** Begin Selected excerpt **

The term “Plot armor” is often used by readers and viewers to describe the myriad of ways writers keep their heroes away from any real danger no matter what choices or actions they make in the narrative. It’s typically a derisive phrase for the way a writer’s hero seems to escape death no matter what is thrown at him for the sole purpose of moving the plot forward.
In Disney+’s “The Mandalorian” this term takes a far more literal description in the form of our main anti-hero, played by Pedro Pascal, in his beskar armor which seems to be, by all accounts the most indestructible material in the galaxy far, far away.

The result of this narrative decision in this series is that action scenes often don’t have real tension to them. In another series you might be able to reasonably believe the hero might be in danger with blaster fire shooting all around them but with beskar it’s almost comically not the case at all. Stormtroopers fire laser blast after laser blast at The Mando and each time they bounce harmlessly off him as if he were fucking Superman. It makes scenes feel devoid of stakes and danger no matter what situation they are in.

** End Selected excerpt **
** Begin Dataset rows **

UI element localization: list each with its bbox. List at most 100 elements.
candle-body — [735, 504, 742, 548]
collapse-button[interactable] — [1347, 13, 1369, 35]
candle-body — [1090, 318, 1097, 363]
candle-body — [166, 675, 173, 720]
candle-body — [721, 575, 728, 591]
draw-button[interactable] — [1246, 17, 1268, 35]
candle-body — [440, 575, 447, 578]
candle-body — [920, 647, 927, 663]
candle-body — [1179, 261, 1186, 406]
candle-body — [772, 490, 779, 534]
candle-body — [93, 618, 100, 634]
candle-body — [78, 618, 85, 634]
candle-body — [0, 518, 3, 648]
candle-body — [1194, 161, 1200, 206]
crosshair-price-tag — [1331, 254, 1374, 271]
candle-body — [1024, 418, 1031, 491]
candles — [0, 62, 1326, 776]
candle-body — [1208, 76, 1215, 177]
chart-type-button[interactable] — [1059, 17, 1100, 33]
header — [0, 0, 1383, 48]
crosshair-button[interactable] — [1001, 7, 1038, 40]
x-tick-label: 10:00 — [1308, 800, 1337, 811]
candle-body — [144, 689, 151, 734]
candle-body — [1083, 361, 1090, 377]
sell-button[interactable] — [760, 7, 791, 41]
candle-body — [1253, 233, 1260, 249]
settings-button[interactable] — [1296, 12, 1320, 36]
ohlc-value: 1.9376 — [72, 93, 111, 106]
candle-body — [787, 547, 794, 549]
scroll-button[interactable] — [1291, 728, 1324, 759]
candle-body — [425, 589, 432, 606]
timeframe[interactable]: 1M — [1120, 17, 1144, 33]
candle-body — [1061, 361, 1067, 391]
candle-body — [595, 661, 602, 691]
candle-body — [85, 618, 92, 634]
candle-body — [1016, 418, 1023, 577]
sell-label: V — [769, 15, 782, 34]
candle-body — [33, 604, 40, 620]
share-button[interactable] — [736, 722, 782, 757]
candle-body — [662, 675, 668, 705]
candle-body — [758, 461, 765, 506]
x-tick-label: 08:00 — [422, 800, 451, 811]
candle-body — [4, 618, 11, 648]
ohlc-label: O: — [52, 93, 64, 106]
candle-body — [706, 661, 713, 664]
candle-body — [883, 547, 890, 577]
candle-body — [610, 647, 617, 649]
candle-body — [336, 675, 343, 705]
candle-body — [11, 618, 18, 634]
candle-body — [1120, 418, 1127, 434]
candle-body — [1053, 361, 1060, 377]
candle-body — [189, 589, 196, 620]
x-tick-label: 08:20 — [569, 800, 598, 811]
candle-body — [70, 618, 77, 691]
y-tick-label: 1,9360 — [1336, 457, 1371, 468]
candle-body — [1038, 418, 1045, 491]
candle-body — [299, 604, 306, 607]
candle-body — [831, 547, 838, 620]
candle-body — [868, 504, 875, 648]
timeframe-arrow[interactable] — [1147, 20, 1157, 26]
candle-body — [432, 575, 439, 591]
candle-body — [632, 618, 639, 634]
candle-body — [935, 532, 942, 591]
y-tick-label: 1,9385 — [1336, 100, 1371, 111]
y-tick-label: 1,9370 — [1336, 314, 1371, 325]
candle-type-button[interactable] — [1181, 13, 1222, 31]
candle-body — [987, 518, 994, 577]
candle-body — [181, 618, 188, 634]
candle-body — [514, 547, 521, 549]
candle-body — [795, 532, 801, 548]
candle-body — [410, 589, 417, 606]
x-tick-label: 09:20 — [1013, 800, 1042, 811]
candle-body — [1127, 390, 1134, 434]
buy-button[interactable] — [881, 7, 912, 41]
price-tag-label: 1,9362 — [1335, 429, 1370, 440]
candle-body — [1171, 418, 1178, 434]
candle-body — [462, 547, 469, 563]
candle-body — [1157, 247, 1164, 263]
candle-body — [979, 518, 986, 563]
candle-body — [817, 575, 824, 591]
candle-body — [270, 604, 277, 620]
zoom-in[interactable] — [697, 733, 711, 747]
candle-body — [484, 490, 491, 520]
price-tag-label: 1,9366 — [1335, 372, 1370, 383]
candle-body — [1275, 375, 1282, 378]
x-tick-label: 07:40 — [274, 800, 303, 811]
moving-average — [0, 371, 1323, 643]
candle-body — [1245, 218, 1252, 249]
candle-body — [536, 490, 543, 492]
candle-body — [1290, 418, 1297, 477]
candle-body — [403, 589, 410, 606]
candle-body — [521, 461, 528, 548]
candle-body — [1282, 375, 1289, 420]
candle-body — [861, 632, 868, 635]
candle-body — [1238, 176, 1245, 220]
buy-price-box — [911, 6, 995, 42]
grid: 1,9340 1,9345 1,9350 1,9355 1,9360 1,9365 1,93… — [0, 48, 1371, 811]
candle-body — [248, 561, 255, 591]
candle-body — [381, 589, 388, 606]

** End Dataset rows **

Goals =>
1. Reproduce the passage from the essay on plot armor in "The Mandalorian," starting at "The result of" and ending at "they are in.".
2. In the essay on plot armor in "The Mandalorian," which actor plays the main anti-hero?
3. Carry the essay on plot armor in "The Mandalorian" forward from the point where it stops.
The records play no part in what is asked here.

Answers by task =>
1.
The result of this narrative decision in this series is that action scenes often don’t have real tension to them. In another series you might be able to reasonably believe the hero might be in danger with blaster fire shooting all around them but with beskar it’s almost comically not the case at all. Stormtroopers fire laser blast after laser blast at The Mando and each time they bounce harmlessly off him as if he were fucking Superman. It makes scenes feel devoid of stakes and danger no matter what situation they are in.

2. Pedro Pascal

3.
The show thus becomes a power fantasy, as action scenes serve as extended highlight reels for the Mando. Where season 1 of the show mitigated the power of the Mando’s plot armor by putting him more often in situations where his beskar alone wasn’t enough to save the day, season 2 goes mostly full power fantasy as The Mando rarely runs into a situation he can’t just quite literally walk through.

This isn’t to say the season wasn’t without its high moments or even that it wasn’t enjoyable plenty of times but the series’ devotion to fan servicey action and callbacks to “Hey remember ____” makes it a fairly shallow story. At least for myself.
Season 2 of “The Mandalorian” continues the story of Din and his small Yoda-like companion, The Child (later known officially as Grogu), as he looks to complete a quest to return the burgeoning Force wielder to the Jedi. As he seeks to reunite The Child with the ancient Order, he encounters other Mandalorians who are on a quest to retake Mandalore and right on their tail is the nefarious Grand Moff Gideon who is still bent on capturing Grogu for whatever it is he has planned for the Empire.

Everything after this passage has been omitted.